Records
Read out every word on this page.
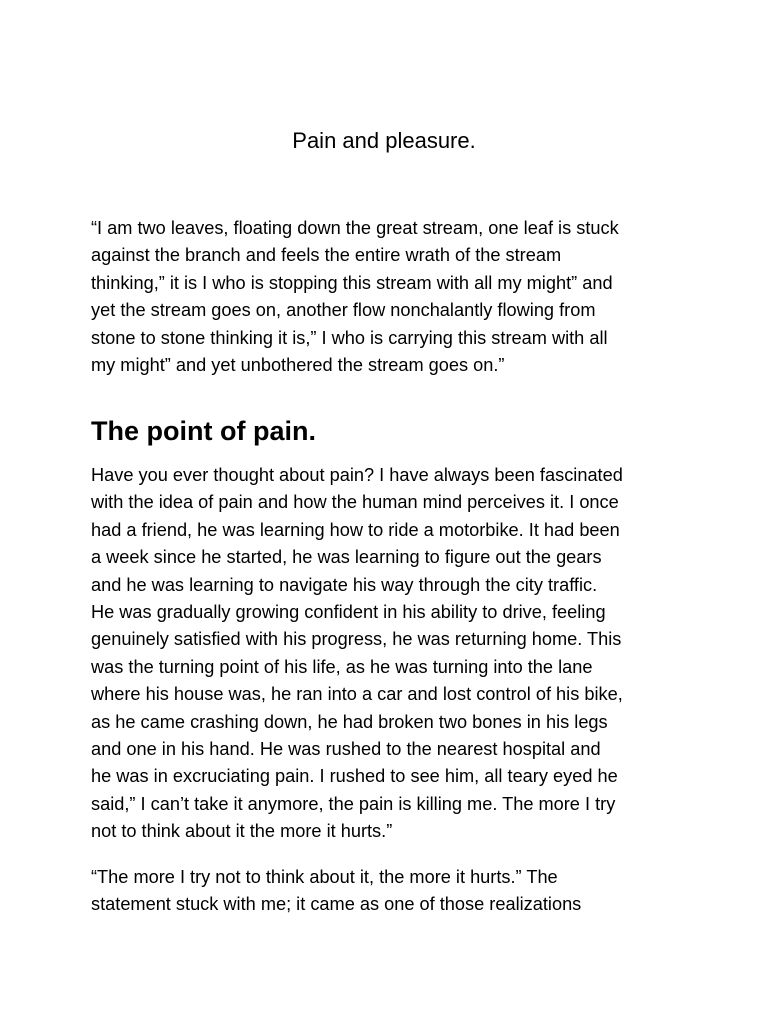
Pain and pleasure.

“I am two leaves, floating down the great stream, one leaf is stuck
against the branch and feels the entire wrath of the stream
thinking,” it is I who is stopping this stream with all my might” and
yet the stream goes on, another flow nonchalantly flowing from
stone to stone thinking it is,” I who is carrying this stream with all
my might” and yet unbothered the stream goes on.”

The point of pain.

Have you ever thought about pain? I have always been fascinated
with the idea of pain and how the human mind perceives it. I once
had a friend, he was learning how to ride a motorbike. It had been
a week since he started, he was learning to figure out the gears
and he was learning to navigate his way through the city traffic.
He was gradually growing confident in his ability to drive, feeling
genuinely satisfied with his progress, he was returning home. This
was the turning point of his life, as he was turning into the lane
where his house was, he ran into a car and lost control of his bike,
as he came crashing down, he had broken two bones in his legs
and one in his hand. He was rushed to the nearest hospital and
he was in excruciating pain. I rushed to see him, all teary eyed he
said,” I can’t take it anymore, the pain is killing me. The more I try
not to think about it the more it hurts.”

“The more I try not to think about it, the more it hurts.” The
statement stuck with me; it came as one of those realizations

Directions
Make a tally of the lines in this data that include the string "learning", and answer with that tally alone.

Response to this task
3